• **Text provided**:

☆ ☆ ☆ ☆ ☆

Hi!
I was confused with the same mock exam question.
An exerpt from Java 1.4 Certification book (pg 123, Object Reference Casting section):
"...The rules for casting are broader than those for conversion. Some of these rules concern reference type and can be enforced by the compiler at compile time; other rules concern class and can be enforced only during execution.
...
When both OLDTYPE and NEWTYPE are classes, one class must be a subclass of the other."
It is the case we have here (Sub class is a subclass of Base class).
In the same section:
"Assuming that a desired cast survives compilation, a second check must occur at RUNTIME. The second check determines whether the class of the object being cast is compatible with the new type...
Here, COMPATIBLE means that the class can be converted according to the conversion rules...:
If NEWTYPE is a class, the class of the expression being converted must be NEWTYPE or must inherit from NEWTYPE."

☆ ☆ ☆ ☆ ☆

• **Stored data**:
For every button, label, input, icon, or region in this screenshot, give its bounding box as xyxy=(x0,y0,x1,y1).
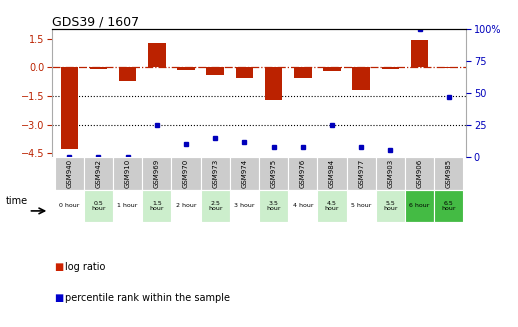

☆ ☆ ☆ ☆ ☆

• **What is being asked**: Duplicate everything in the post on Java reference casting from "I was confused" down to "the new type...".

• **Solution below**:
I was confused with the same mock exam question.
An exerpt from Java 1.4 Certification book (pg 123, Object Reference Casting section):
"...The rules for casting are broader than those for conversion. Some of these rules concern reference type and can be enforced by the compiler at compile time; other rules concern class and can be enforced only during execution.
...
When both OLDTYPE and NEWTYPE are classes, one class must be a subclass of the other."
It is the case we have here (Sub class is a subclass of Base class).
In the same section:
"Assuming that a desired cast survives compilation, a second check must occur at RUNTIME. The second check determines whether the class of the object being cast is compatible with the new type...